### [Aim of the task]
Lines containing the string "musician" are to be collected in full.

------

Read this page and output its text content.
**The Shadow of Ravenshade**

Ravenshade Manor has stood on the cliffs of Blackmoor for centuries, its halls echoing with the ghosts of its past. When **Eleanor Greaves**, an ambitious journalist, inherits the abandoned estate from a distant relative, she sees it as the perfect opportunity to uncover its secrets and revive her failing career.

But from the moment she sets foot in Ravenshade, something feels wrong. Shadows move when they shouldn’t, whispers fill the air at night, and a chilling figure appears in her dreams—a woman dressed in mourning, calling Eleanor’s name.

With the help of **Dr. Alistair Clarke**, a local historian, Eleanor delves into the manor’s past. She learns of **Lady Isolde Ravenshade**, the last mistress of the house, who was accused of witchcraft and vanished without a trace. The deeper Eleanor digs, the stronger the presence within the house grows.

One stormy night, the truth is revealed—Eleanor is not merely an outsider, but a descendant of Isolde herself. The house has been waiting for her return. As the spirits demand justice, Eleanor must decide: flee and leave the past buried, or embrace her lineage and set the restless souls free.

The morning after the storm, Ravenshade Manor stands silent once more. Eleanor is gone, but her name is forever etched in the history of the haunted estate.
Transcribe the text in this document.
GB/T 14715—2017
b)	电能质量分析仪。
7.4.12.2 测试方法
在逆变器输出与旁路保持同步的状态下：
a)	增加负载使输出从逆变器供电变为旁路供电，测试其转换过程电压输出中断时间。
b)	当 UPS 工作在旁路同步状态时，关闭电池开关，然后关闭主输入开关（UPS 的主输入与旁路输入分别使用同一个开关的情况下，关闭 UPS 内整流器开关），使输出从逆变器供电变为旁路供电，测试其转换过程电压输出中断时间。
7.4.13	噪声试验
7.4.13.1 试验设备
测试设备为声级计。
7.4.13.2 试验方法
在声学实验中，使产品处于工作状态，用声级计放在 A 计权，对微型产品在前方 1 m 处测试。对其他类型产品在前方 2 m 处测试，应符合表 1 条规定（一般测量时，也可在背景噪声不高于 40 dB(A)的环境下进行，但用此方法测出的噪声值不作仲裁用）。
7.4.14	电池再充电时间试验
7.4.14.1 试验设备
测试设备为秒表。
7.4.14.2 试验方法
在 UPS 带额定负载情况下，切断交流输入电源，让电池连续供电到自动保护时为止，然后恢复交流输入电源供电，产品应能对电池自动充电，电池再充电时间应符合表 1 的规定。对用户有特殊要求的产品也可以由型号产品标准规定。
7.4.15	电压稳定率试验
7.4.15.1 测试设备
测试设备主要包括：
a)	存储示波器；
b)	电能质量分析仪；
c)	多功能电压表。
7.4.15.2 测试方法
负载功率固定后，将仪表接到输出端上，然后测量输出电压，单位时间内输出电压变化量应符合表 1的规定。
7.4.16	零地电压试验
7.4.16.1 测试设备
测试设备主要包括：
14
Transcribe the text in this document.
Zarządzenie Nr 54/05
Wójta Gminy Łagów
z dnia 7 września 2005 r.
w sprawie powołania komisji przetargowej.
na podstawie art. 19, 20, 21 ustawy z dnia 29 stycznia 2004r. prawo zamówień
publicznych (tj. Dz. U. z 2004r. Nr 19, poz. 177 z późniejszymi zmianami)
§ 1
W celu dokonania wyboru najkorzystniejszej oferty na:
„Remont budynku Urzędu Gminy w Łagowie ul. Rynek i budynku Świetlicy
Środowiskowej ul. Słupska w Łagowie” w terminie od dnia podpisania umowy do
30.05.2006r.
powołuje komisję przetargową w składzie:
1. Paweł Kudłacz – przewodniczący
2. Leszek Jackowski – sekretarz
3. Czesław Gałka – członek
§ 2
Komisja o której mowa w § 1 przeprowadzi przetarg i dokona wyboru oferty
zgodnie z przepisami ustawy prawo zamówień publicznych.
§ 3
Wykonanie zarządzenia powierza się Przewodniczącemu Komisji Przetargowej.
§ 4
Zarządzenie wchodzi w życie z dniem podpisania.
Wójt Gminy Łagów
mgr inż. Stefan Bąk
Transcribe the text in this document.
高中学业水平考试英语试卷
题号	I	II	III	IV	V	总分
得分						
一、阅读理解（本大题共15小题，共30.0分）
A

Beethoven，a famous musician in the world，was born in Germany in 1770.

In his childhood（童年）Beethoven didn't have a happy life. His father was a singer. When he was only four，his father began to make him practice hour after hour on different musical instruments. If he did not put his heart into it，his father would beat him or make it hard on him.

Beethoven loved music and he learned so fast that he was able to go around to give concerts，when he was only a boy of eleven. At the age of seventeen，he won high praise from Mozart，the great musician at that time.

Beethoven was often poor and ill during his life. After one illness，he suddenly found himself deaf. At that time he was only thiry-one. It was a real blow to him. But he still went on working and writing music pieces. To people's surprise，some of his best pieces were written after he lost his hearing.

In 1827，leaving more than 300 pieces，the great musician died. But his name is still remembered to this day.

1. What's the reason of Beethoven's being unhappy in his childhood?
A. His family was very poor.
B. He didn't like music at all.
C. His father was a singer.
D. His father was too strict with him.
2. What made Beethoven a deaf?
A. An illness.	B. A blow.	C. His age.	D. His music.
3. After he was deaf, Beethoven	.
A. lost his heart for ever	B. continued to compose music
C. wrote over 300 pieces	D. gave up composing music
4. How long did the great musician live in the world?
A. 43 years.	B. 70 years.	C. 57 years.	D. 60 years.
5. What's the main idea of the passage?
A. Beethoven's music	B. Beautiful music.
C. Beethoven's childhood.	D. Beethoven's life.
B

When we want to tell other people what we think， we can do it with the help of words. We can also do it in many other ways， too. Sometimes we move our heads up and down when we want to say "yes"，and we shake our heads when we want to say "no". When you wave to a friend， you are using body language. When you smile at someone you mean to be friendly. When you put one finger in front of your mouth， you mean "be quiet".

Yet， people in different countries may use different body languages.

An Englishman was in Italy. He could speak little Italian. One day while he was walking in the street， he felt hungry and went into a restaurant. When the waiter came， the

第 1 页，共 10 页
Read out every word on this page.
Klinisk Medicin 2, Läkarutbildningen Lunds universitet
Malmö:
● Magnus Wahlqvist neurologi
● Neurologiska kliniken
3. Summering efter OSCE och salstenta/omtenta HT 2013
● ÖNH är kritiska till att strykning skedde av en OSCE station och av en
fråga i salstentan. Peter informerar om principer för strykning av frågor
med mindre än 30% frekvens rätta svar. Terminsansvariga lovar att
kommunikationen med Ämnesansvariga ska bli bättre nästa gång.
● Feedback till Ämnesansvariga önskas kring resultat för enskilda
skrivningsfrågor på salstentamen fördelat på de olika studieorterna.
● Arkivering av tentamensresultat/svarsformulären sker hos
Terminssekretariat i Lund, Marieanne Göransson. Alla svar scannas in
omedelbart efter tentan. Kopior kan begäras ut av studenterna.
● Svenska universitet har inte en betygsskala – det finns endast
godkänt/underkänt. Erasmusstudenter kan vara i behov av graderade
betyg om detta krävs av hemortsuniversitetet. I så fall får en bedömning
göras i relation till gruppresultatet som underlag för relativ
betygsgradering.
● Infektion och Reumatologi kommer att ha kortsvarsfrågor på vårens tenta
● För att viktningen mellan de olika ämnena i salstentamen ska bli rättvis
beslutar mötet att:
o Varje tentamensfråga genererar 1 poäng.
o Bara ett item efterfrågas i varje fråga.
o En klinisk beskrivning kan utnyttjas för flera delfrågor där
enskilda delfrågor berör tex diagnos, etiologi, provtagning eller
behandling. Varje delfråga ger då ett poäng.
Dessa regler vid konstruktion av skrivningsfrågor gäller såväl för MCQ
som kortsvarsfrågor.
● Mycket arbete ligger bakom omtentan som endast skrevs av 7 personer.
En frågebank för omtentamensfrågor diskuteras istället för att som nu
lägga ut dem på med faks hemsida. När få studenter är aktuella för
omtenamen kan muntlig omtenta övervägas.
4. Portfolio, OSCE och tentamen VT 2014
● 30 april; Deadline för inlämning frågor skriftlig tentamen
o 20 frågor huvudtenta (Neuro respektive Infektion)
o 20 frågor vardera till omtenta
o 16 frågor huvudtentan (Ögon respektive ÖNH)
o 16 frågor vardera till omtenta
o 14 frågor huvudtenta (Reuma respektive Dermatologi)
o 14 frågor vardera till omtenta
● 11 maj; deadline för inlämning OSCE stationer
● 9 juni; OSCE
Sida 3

------

### [Completed exercise]
Beethoven，a famous musician in the world，was born in Germany in 1770.
Beethoven loved music and he learned so fast that he was able to go around to give concerts，when he was only a boy of eleven. At the age of seventeen，he won high praise from Mozart，the great musician at that time.
In 1827，leaving more than 300 pieces，the great musician died. But his name is still remembered to this day.
4. How long did the great musician live in the world?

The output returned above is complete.